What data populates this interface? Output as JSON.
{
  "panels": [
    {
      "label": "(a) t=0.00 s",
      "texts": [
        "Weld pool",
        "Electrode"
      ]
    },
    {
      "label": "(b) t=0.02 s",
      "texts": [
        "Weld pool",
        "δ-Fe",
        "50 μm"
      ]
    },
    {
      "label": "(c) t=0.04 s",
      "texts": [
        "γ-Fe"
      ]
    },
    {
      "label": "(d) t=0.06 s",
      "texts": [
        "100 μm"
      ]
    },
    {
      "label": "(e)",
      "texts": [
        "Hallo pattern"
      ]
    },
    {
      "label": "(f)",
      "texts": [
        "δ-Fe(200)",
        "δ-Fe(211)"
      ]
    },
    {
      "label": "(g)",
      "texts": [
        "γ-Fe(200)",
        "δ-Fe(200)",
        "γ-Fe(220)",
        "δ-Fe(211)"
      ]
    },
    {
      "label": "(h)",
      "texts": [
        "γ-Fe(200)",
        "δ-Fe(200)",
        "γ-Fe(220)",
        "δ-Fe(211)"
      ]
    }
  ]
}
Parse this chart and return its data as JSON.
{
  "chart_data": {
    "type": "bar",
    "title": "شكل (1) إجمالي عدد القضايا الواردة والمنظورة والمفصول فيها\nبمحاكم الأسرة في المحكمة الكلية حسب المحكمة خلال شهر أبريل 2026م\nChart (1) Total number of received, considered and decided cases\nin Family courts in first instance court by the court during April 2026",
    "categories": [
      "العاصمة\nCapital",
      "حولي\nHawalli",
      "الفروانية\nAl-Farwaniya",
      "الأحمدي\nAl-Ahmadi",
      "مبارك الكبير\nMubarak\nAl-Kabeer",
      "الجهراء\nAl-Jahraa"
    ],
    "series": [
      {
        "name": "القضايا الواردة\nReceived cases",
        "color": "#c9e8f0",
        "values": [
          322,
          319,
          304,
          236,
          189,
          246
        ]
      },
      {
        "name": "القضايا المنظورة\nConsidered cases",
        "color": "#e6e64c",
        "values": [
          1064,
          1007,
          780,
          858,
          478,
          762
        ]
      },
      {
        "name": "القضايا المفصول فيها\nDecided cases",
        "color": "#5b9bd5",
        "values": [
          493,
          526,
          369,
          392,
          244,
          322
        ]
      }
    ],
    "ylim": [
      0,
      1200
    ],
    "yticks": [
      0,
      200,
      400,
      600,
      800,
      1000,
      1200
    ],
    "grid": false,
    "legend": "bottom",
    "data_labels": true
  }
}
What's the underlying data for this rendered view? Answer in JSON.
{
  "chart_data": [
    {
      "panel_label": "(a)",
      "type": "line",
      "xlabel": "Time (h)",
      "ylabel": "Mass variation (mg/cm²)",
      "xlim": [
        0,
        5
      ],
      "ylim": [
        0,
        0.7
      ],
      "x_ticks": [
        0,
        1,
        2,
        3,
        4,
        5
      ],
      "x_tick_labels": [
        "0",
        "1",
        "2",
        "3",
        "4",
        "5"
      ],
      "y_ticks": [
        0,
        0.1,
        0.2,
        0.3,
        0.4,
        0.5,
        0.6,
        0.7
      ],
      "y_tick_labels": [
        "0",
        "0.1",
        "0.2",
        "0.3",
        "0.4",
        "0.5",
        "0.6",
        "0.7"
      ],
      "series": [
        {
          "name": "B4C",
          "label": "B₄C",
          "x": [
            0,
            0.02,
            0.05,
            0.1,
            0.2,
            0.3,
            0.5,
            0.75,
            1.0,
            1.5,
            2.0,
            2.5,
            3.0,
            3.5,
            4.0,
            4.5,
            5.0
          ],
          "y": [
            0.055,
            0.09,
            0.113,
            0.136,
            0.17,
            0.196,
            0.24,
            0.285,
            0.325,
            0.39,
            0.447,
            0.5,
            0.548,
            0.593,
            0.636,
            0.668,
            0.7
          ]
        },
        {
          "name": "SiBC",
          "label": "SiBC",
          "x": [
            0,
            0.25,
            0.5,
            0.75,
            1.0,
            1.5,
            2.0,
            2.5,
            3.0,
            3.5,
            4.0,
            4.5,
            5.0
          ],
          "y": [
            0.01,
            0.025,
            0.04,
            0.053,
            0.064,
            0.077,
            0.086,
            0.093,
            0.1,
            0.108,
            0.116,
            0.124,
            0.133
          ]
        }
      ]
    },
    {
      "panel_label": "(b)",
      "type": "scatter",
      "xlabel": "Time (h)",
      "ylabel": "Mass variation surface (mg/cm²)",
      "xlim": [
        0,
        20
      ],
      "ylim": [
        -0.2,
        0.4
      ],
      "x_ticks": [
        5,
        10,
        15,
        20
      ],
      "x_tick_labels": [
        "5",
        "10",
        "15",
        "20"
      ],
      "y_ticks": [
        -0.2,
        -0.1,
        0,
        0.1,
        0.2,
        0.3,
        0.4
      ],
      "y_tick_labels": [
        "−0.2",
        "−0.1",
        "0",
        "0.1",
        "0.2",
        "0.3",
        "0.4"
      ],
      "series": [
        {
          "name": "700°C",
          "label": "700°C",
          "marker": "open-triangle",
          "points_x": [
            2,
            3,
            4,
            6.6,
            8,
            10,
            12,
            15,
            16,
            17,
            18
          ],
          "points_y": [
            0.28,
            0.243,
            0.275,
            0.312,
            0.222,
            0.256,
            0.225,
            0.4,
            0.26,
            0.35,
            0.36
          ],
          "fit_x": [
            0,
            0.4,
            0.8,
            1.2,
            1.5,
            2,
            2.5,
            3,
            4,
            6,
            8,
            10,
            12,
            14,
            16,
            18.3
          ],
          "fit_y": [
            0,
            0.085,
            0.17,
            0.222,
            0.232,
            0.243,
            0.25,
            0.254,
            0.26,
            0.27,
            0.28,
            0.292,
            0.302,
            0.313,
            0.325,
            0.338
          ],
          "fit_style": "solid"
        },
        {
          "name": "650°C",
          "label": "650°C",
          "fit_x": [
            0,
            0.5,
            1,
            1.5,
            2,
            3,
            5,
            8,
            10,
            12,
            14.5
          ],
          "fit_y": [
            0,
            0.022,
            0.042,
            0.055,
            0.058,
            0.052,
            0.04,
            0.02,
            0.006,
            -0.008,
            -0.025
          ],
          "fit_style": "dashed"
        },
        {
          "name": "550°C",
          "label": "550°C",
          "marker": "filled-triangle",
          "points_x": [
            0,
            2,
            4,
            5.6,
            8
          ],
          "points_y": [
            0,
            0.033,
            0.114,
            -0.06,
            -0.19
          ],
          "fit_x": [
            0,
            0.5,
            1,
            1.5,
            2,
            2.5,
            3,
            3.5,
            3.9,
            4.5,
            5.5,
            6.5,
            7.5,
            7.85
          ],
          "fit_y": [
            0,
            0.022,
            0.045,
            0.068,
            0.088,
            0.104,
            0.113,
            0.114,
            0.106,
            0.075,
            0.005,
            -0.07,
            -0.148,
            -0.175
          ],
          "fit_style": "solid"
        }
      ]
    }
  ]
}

OBJECTIVE — Copy out every line of the listing that contains the string "Mass".

RESULT OF THIS TASK —
      "ylabel": "Mass variation (mg/cm²)",
      "ylabel": "Mass variation surface (mg/cm²)",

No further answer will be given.